● **The exercise**: Copy each line that has the string "player" somewhere in it.

● **Dataset records**:
● ● ● ● ●

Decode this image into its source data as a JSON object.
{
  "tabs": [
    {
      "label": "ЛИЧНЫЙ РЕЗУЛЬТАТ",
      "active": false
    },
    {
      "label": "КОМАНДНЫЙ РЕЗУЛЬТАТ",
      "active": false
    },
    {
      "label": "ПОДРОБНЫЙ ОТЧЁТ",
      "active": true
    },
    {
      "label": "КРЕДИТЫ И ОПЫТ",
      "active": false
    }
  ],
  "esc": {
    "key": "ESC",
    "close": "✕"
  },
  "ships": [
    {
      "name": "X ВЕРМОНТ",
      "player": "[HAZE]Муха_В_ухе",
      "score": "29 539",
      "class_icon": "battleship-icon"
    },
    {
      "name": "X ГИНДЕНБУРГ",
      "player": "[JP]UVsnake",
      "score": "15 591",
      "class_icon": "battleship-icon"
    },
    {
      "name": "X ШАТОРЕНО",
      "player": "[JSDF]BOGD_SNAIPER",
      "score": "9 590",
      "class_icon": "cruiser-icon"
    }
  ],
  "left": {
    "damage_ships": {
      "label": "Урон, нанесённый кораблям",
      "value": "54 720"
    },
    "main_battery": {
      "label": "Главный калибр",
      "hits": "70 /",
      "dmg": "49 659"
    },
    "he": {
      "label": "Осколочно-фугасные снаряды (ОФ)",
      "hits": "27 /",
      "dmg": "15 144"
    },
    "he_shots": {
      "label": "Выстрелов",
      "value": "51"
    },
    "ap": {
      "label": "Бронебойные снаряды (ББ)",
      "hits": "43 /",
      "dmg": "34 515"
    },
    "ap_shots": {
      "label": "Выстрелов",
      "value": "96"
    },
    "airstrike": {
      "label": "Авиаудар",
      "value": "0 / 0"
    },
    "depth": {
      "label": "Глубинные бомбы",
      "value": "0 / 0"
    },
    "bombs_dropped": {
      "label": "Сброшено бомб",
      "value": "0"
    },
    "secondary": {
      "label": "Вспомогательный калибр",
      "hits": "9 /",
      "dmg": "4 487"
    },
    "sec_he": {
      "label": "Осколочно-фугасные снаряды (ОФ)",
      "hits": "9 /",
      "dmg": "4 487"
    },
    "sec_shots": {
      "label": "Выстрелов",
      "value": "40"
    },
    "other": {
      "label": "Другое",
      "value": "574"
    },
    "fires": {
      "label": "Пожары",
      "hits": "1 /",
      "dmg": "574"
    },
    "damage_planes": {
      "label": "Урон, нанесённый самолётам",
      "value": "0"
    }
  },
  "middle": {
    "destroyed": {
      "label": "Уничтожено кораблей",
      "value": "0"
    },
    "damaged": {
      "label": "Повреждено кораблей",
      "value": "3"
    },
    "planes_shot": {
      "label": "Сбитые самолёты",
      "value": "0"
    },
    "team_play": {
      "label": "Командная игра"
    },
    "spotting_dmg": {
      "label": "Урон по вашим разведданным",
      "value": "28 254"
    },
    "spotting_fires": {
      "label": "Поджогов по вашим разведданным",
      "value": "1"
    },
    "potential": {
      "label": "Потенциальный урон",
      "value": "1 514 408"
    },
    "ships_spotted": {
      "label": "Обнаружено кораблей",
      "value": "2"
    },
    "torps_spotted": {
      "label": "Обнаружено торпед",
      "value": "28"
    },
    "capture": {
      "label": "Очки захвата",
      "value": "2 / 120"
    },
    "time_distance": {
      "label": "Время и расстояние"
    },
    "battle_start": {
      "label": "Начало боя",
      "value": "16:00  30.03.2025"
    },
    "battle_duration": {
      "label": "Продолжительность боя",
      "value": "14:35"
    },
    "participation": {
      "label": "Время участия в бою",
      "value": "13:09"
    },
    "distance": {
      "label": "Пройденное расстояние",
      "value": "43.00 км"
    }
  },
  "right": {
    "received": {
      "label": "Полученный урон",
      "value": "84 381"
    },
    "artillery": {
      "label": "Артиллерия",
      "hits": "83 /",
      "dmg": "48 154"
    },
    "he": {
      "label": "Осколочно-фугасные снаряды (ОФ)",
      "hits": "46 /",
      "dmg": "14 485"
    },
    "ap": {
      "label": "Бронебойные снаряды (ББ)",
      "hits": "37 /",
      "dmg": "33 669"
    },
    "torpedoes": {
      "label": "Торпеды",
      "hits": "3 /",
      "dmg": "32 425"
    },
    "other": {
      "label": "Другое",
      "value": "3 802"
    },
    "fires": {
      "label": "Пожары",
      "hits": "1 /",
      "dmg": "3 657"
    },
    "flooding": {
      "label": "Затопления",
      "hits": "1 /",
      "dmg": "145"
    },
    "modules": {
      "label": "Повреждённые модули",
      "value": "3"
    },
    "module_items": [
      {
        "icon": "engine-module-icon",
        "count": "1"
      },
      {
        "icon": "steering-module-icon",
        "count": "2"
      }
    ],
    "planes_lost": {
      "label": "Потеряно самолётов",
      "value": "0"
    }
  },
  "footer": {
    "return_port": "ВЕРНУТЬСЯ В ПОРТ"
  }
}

● ● ● ● ●

● **Result of this task**:
      "player": "[HAZE]Муха_В_ухе",
      "player": "[JP]UVsnake",
      "player": "[JSDF]BOGD_SNAIPER",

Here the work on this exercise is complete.